PASSAGE PROVIDED
________________
In the 2008 film "Fireproof," Sherwood Pictures—the Albany, Ga., church-based studio that also made the 2006 sports drama "Facing the Giants"—celebrated scripturally guided marital fidelity.

With its latest production, "Courageous" (TriStar), they turn their attention to the important social influence wielded, either for good or ill, by fathers.

They do so via a drama tracing the personal and professional life of devoutly Christian police officer Adam Mitchell (Alex Kendrick). After the tragic death of his young daughter, Adam is left pondering the quality of parenting he offered her during her all-too-brief life, and regretting missed opportunities to demonstrate his love for her.

Determined to be more than just a "good enough" father to his remaining child, teen son Dylan (Rusty Martin Jr.), Adam draws up a Bible-based resolution by which to dedicate himself to the highest standards of paternal conduct.

He then convinces four friends—three of them, Nathan (Ken Bevel), Shane (Kevin Downes) and David (Ben Davies), colleagues from the force, the last, Javier (Robert Amaya), a Hispanic construction worker he recently hired—to join him in a public recitation of the resolution. But a variety of circumstances, including a couple of illustrative moral quandaries, quickly put each dad's resolve to the test.
________________
RAW DATA

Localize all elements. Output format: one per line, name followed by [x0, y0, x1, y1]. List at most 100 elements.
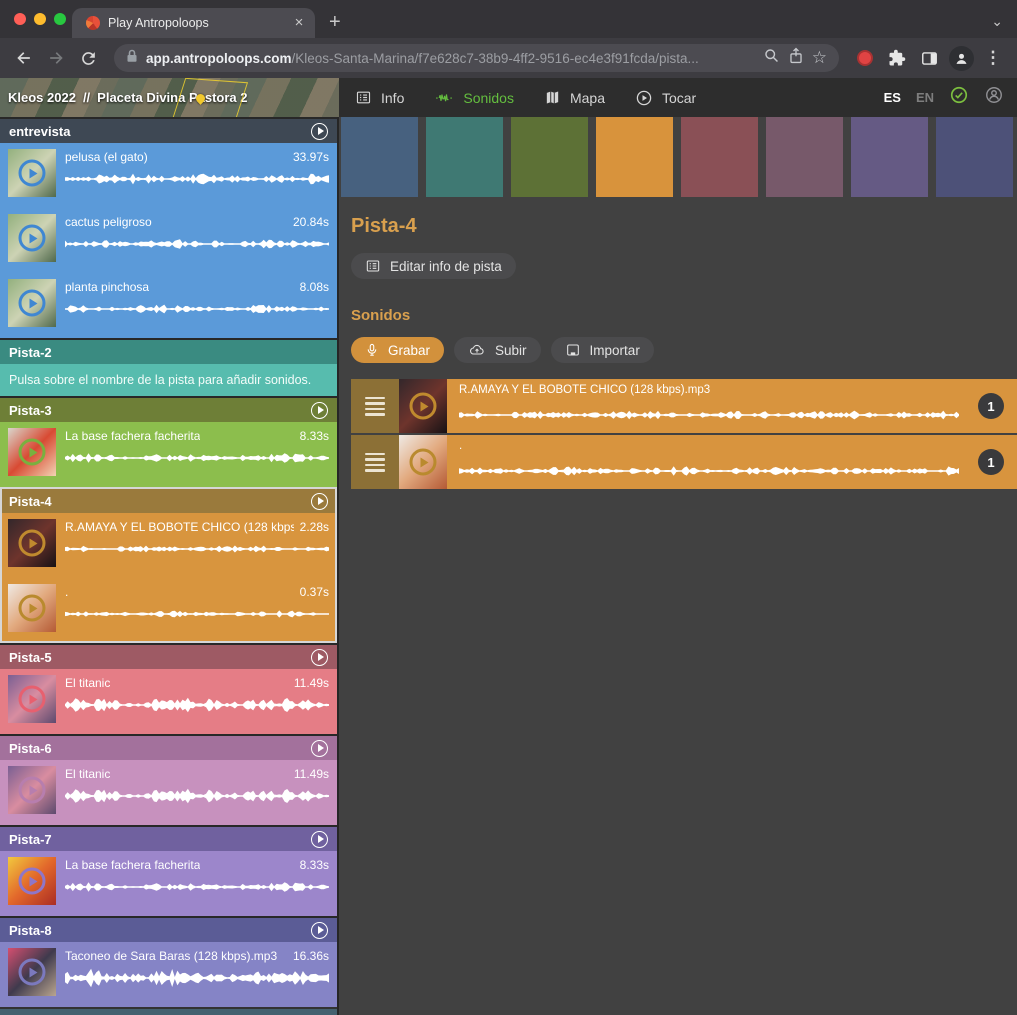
record-extension-icon[interactable]: [851, 44, 879, 72]
play-track-icon[interactable]: [311, 831, 328, 848]
tab-close-icon[interactable]: ×: [291, 15, 307, 31]
reload-button[interactable]: [74, 44, 102, 72]
sound-thumbnail[interactable]: [8, 428, 56, 476]
sound-item[interactable]: El titanic 11.49s: [0, 669, 337, 734]
sound-item[interactable]: planta pinchosa 8.08s: [0, 273, 337, 338]
account-icon[interactable]: [984, 85, 1004, 110]
upload-button[interactable]: Subir: [454, 337, 541, 363]
sound-item[interactable]: pelusa (el gato) 33.97s: [0, 143, 337, 208]
sound-item[interactable]: . 0.37s: [0, 578, 337, 643]
sound-thumbnail[interactable]: [8, 948, 56, 996]
sound-waveform: [65, 234, 329, 254]
track-section-header[interactable]: Pista-2: [0, 340, 337, 364]
lang-toggle-en[interactable]: EN: [916, 90, 934, 105]
play-sound-icon[interactable]: [19, 595, 46, 622]
track-color-swatch[interactable]: [681, 117, 758, 197]
track-color-swatch[interactable]: [596, 117, 673, 197]
track-section-header[interactable]: Pista-7: [0, 827, 337, 851]
nav-tab-mapa[interactable]: Mapa: [544, 89, 605, 106]
sounds-heading: Sonidos: [351, 307, 1017, 324]
track-section-header[interactable]: Pista-5: [0, 645, 337, 669]
sound-item[interactable]: R.AMAYA Y EL BOBOTE CHICO (128 kbps)....…: [0, 513, 337, 578]
play-track-icon[interactable]: [311, 649, 328, 666]
play-sound-icon[interactable]: [19, 868, 46, 895]
sound-thumbnail[interactable]: [8, 766, 56, 814]
nav-tab-sonidos[interactable]: Sonidos: [434, 89, 514, 107]
nav-tab-info[interactable]: Info: [355, 89, 404, 106]
extensions-puzzle-icon[interactable]: [883, 44, 911, 72]
sound-thumbnail[interactable]: [8, 279, 56, 327]
drag-handle[interactable]: [351, 379, 399, 433]
sound-thumbnail[interactable]: [8, 675, 56, 723]
play-sound-icon[interactable]: [19, 530, 46, 557]
forward-button[interactable]: [42, 44, 70, 72]
sound-row[interactable]: R.AMAYA Y EL BOBOTE CHICO (128 kbps).mp3…: [351, 379, 1017, 433]
play-sound-icon[interactable]: [19, 160, 46, 187]
track-color-swatch[interactable]: [341, 117, 418, 197]
track-section-header[interactable]: Pista-3: [0, 398, 337, 422]
play-sound-icon[interactable]: [19, 777, 46, 804]
play-sound-icon[interactable]: [19, 686, 46, 713]
sound-thumbnail[interactable]: [8, 149, 56, 197]
tab-search-chevron-icon[interactable]: ⌄: [991, 13, 1003, 30]
play-track-icon[interactable]: [311, 922, 328, 939]
play-sound-icon[interactable]: [410, 449, 437, 476]
menu-dots-icon[interactable]: ⋮: [979, 44, 1007, 72]
back-button[interactable]: [10, 44, 38, 72]
zoom-icon[interactable]: [763, 47, 780, 69]
zoom-window-button[interactable]: [54, 13, 66, 25]
new-tab-button[interactable]: +: [329, 12, 341, 32]
play-sound-icon[interactable]: [19, 959, 46, 986]
track-color-swatch[interactable]: [766, 117, 843, 197]
play-sound-icon[interactable]: [410, 393, 437, 420]
sound-info: pelusa (el gato) 33.97s: [65, 149, 329, 208]
track-section-header[interactable]: entrevista: [0, 119, 337, 143]
sound-title: pelusa (el gato): [65, 150, 148, 164]
next-track-strip: [0, 1009, 337, 1015]
drag-handle[interactable]: [351, 435, 399, 489]
sound-thumbnail[interactable]: [399, 435, 447, 489]
sound-item[interactable]: La base fachera facherita 8.33s: [0, 422, 337, 487]
lang-toggle-es[interactable]: ES: [884, 90, 901, 105]
sound-item[interactable]: Taconeo de Sara Baras (128 kbps).mp3 16.…: [0, 942, 337, 1007]
sound-thumbnail[interactable]: [8, 519, 56, 567]
close-window-button[interactable]: [14, 13, 26, 25]
side-panel-icon[interactable]: [915, 44, 943, 72]
tracks-sidebar: entrevista pelusa (el: [0, 117, 339, 1015]
sound-thumbnail[interactable]: [8, 214, 56, 262]
sound-item[interactable]: El titanic 11.49s: [0, 760, 337, 825]
track-color-swatch[interactable]: [511, 117, 588, 197]
sound-item[interactable]: La base fachera facherita 8.33s: [0, 851, 337, 916]
play-track-icon[interactable]: [311, 740, 328, 757]
play-track-icon[interactable]: [311, 402, 328, 419]
play-track-icon[interactable]: [311, 123, 328, 140]
sound-thumbnail[interactable]: [399, 379, 447, 433]
track-color-swatch[interactable]: [851, 117, 928, 197]
sound-thumbnail[interactable]: [8, 857, 56, 905]
track-breadcrumb-photo[interactable]: Kleos 2022 // Placeta Divina Pastora 2: [0, 78, 339, 117]
track-color-swatch[interactable]: [936, 117, 1013, 197]
minimize-window-button[interactable]: [34, 13, 46, 25]
edit-track-info-button[interactable]: Editar info de pista: [351, 253, 516, 279]
import-button[interactable]: Importar: [551, 337, 654, 363]
sound-thumbnail[interactable]: [8, 584, 56, 632]
play-track-icon[interactable]: [311, 493, 328, 510]
track-name: Pista-7: [9, 832, 52, 847]
bookmark-star-icon[interactable]: ☆: [812, 50, 827, 66]
sound-row[interactable]: . 1: [351, 435, 1017, 489]
track-section-header[interactable]: Pista-6: [0, 736, 337, 760]
nav-tab-tocar[interactable]: Tocar: [635, 89, 696, 107]
sound-title: Taconeo de Sara Baras (128 kbps).mp3: [65, 949, 277, 963]
track-section-header[interactable]: Pista-8: [0, 918, 337, 942]
profile-avatar-icon[interactable]: [947, 44, 975, 72]
track-section-header[interactable]: Pista-4: [0, 489, 337, 513]
play-sound-icon[interactable]: [19, 290, 46, 317]
sound-item[interactable]: cactus peligroso 20.84s: [0, 208, 337, 273]
url-bar[interactable]: app.antropoloops.com/Kleos-Santa-Marina/…: [114, 44, 839, 72]
play-sound-icon[interactable]: [19, 225, 46, 252]
share-icon[interactable]: [788, 47, 804, 69]
track-color-swatch[interactable]: [426, 117, 503, 197]
play-sound-icon[interactable]: [19, 439, 46, 466]
record-button[interactable]: Grabar: [351, 337, 444, 363]
browser-tab[interactable]: Play Antropoloops ×: [72, 8, 315, 38]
________________
STATED GOAL A
In the film review, what is the name of Adam Mitchell's teen son?
STATED GOAL B
Print the part of the film review starting with "In the 2008" and going on through "ill, by fathers.".

EXERCISE RESULT A
Dylan

EXERCISE RESULT B
In the 2008 film "Fireproof," Sherwood Pictures—the Albany, Ga., church-based studio that also made the 2006 sports drama "Facing the Giants"—celebrated scripturally guided marital fidelity.

With its latest production, "Courageous" (TriStar), they turn their attention to the important social influence wielded, either for good or ill, by fathers.